DATA LINES:
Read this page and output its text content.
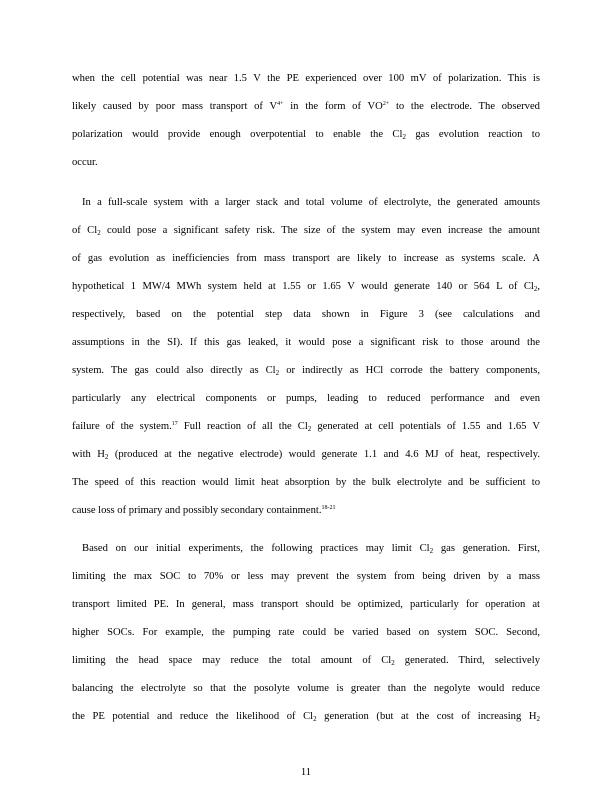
when the cell potential was near 1.5 V the PE experienced over 100 mV of polarization. This is
likely caused by poor mass transport of $V^{4+}$ in the form of $VO^{2+}$ to the electrode. The observed
polarization would provide enough overpotential to enable the $Cl_2$ gas evolution reaction to
occur.
In a full-scale system with a larger stack and total volume of electrolyte, the generated amounts
of $Cl_2$ could pose a significant safety risk. The size of the system may even increase the amount
of gas evolution as inefficiencies from mass transport are likely to increase as systems scale. A
hypothetical 1 MW/4 MWh system held at 1.55 or 1.65 V would generate 140 or 564 L of $Cl_2$,
respectively, based on the potential step data shown in Figure 3 (see calculations and
assumptions in the SI). If this gas leaked, it would pose a significant risk to those around the
system. The gas could also directly as $Cl_2$ or indirectly as HCl corrode the battery components,
particularly any electrical components or pumps, leading to reduced performance and even
failure of the system.$^{17}$ Full reaction of all the $Cl_2$ generated at cell potentials of 1.55 and 1.65 V
with $H_2$ (produced at the negative electrode) would generate 1.1 and 4.6 MJ of heat, respectively.
The speed of this reaction would limit heat absorption by the bulk electrolyte and be sufficient to
cause loss of primary and possibly secondary containment.$^{18-21}$
Based on our initial experiments, the following practices may limit $Cl_2$ gas generation. First,
limiting the max SOC to 70% or less may prevent the system from being driven by a mass
transport limited PE. In general, mass transport should be optimized, particularly for operation at
higher SOCs. For example, the pumping rate could be varied based on system SOC. Second,
limiting the head space may reduce the total amount of $Cl_2$ generated. Third, selectively
balancing the electrolyte so that the posolyte volume is greater than the negolyte would reduce
the PE potential and reduce the likelihood of $Cl_2$ generation (but at the cost of increasing $H_2$
11
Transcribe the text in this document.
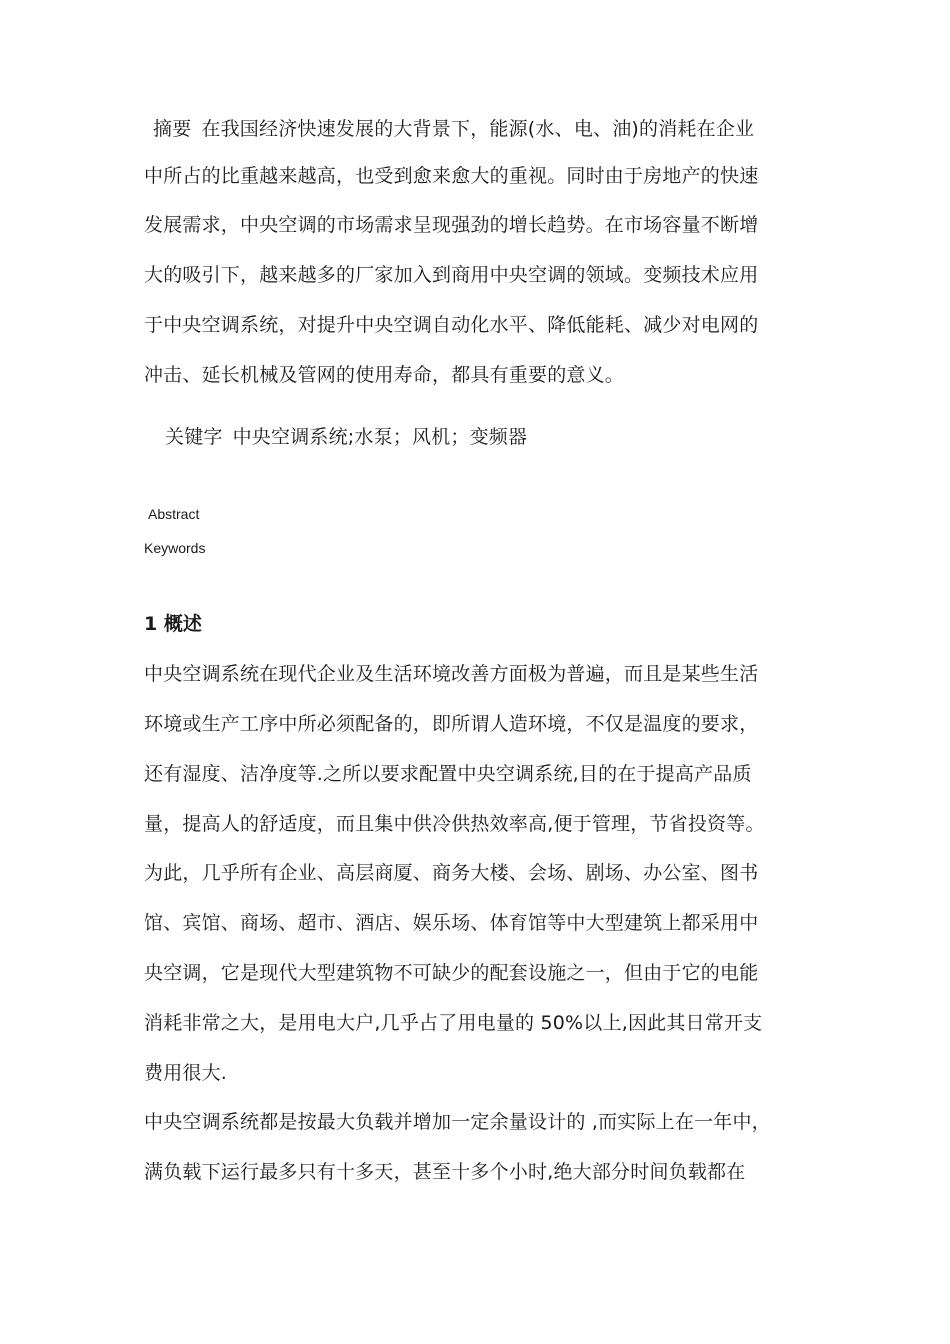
摘要 在我国经济快速发展的大背景下，能源(水、电、油)的消耗在企业
中所占的比重越来越高，也受到愈来愈大的重视。同时由于房地产的快速
发展需求，中央空调的市场需求呈现强劲的增长趋势。在市场容量不断增
大的吸引下，越来越多的厂家加入到商用中央空调的领域。变频技术应用
于中央空调系统，对提升中央空调自动化水平、降低能耗、减少对电网的
冲击、延长机械及管网的使用寿命，都具有重要的意义。
关键字 中央空调系统;水泵；风机；变频器
Abstract
Keywords
1 概述
中央空调系统在现代企业及生活环境改善方面极为普遍，而且是某些生活
环境或生产工序中所必须配备的，即所谓人造环境，不仅是温度的要求，
还有湿度、洁净度等.之所以要求配置中央空调系统,目的在于提高产品质
量，提高人的舒适度，而且集中供冷供热效率高,便于管理，节省投资等。
为此，几乎所有企业、高层商厦、商务大楼、会场、剧场、办公室、图书
馆、宾馆、商场、超市、酒店、娱乐场、体育馆等中大型建筑上都采用中
央空调，它是现代大型建筑物不可缺少的配套设施之一，但由于它的电能
消耗非常之大，是用电大户,几乎占了用电量的 50%以上,因此其日常开支
费用很大.
中央空调系统都是按最大负载并增加一定余量设计的 ,而实际上在一年中，
满负载下运行最多只有十多天，甚至十多个小时,绝大部分时间负载都在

PROBLEM REQUIREMENTS: Write out each entry exactly as given, omitting any picture.

WRITTEN ANSWER:
Read this page and output its text content.
when the cell potential was near 1.5 V the PE experienced over 100 mV of polarization. This is
likely caused by poor mass transport of $V^{4+}$ in the form of $VO^{2+}$ to the electrode. The observed
polarization would provide enough overpotential to enable the $Cl_2$ gas evolution reaction to
occur.
In a full-scale system with a larger stack and total volume of electrolyte, the generated amounts
of $Cl_2$ could pose a significant safety risk. The size of the system may even increase the amount
of gas evolution as inefficiencies from mass transport are likely to increase as systems scale. A
hypothetical 1 MW/4 MWh system held at 1.55 or 1.65 V would generate 140 or 564 L of $Cl_2$,
respectively, based on the potential step data shown in Figure 3 (see calculations and
assumptions in the SI). If this gas leaked, it would pose a significant risk to those around the
system. The gas could also directly as $Cl_2$ or indirectly as HCl corrode the battery components,
particularly any electrical components or pumps, leading to reduced performance and even
failure of the system.$^{17}$ Full reaction of all the $Cl_2$ generated at cell potentials of 1.55 and 1.65 V
with $H_2$ (produced at the negative electrode) would generate 1.1 and 4.6 MJ of heat, respectively.
The speed of this reaction would limit heat absorption by the bulk electrolyte and be sufficient to
cause loss of primary and possibly secondary containment.$^{18-21}$
Based on our initial experiments, the following practices may limit $Cl_2$ gas generation. First,
limiting the max SOC to 70% or less may prevent the system from being driven by a mass
transport limited PE. In general, mass transport should be optimized, particularly for operation at
higher SOCs. For example, the pumping rate could be varied based on system SOC. Second,
limiting the head space may reduce the total amount of $Cl_2$ generated. Third, selectively
balancing the electrolyte so that the posolyte volume is greater than the negolyte would reduce
the PE potential and reduce the likelihood of $Cl_2$ generation (but at the cost of increasing $H_2$
11
Transcribe the text in this document.
摘要 在我国经济快速发展的大背景下，能源(水、电、油)的消耗在企业
中所占的比重越来越高，也受到愈来愈大的重视。同时由于房地产的快速
发展需求，中央空调的市场需求呈现强劲的增长趋势。在市场容量不断增
大的吸引下，越来越多的厂家加入到商用中央空调的领域。变频技术应用
于中央空调系统，对提升中央空调自动化水平、降低能耗、减少对电网的
冲击、延长机械及管网的使用寿命，都具有重要的意义。
关键字 中央空调系统;水泵；风机；变频器
Abstract
Keywords
1 概述
中央空调系统在现代企业及生活环境改善方面极为普遍，而且是某些生活
环境或生产工序中所必须配备的，即所谓人造环境，不仅是温度的要求，
还有湿度、洁净度等.之所以要求配置中央空调系统,目的在于提高产品质
量，提高人的舒适度，而且集中供冷供热效率高,便于管理，节省投资等。
为此，几乎所有企业、高层商厦、商务大楼、会场、剧场、办公室、图书
馆、宾馆、商场、超市、酒店、娱乐场、体育馆等中大型建筑上都采用中
央空调，它是现代大型建筑物不可缺少的配套设施之一，但由于它的电能
消耗非常之大，是用电大户,几乎占了用电量的 50%以上,因此其日常开支
费用很大.
中央空调系统都是按最大负载并增加一定余量设计的 ,而实际上在一年中，
满负载下运行最多只有十多天，甚至十多个小时,绝大部分时间负载都在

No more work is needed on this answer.